§ **Data supplied**:
+---+

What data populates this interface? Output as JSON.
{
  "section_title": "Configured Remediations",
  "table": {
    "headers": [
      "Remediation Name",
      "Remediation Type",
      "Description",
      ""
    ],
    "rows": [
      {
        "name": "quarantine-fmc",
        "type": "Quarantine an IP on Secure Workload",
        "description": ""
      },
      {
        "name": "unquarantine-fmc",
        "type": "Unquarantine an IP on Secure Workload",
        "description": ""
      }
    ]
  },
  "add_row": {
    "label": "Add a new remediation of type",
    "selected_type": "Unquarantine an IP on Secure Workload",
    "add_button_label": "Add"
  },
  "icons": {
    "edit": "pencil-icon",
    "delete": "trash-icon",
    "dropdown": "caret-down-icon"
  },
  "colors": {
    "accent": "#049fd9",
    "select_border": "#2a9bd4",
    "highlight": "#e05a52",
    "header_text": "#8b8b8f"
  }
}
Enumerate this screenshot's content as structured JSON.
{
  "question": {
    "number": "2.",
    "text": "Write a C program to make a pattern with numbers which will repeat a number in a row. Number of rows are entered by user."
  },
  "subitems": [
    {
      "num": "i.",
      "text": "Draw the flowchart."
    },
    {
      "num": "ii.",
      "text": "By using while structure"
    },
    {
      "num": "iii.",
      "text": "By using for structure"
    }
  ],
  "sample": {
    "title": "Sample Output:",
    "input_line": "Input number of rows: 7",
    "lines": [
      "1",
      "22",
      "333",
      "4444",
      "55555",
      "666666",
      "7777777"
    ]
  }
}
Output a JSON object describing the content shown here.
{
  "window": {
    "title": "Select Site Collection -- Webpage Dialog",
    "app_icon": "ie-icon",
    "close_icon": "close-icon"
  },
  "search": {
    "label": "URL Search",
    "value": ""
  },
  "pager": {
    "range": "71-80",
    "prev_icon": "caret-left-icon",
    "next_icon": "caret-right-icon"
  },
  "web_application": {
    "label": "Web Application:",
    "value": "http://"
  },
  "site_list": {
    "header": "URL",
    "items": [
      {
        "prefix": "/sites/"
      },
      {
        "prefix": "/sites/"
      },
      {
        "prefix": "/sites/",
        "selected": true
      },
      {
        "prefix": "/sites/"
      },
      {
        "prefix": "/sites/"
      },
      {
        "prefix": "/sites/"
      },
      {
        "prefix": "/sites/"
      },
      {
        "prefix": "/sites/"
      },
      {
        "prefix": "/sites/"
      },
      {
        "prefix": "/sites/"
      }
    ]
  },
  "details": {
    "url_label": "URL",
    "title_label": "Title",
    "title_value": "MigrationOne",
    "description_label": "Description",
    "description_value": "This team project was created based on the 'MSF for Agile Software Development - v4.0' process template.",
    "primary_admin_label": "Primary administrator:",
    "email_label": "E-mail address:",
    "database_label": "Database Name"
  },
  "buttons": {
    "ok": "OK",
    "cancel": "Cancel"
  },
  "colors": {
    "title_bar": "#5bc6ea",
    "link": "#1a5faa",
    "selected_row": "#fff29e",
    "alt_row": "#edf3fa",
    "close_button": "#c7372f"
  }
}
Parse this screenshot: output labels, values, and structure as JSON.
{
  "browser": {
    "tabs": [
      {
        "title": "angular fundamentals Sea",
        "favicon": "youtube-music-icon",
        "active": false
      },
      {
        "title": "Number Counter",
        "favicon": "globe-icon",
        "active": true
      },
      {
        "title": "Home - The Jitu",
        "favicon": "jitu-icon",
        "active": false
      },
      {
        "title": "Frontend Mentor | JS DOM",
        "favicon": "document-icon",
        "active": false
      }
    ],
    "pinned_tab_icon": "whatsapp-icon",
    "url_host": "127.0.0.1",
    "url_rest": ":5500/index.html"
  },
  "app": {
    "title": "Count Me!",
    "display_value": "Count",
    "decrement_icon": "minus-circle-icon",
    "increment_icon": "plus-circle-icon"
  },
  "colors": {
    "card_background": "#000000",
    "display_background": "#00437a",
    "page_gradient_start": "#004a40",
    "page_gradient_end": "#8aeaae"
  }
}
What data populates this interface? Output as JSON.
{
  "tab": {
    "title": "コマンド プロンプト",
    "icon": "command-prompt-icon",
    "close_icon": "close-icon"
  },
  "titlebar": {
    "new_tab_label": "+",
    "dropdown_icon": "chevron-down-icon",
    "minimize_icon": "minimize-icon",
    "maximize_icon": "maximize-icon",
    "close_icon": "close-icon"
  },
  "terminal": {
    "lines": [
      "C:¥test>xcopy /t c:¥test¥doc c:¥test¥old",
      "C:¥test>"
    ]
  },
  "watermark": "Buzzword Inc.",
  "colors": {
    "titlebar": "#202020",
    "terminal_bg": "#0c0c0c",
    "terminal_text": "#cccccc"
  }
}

+---+

§ **Set task**: Note each line of the entries that has "favicon" in it, and copy those lines.

§ **Output of the exercise**:
        "favicon": "youtube-music-icon",
        "favicon": "globe-icon",
        "favicon": "jitu-icon",
        "favicon": "document-icon",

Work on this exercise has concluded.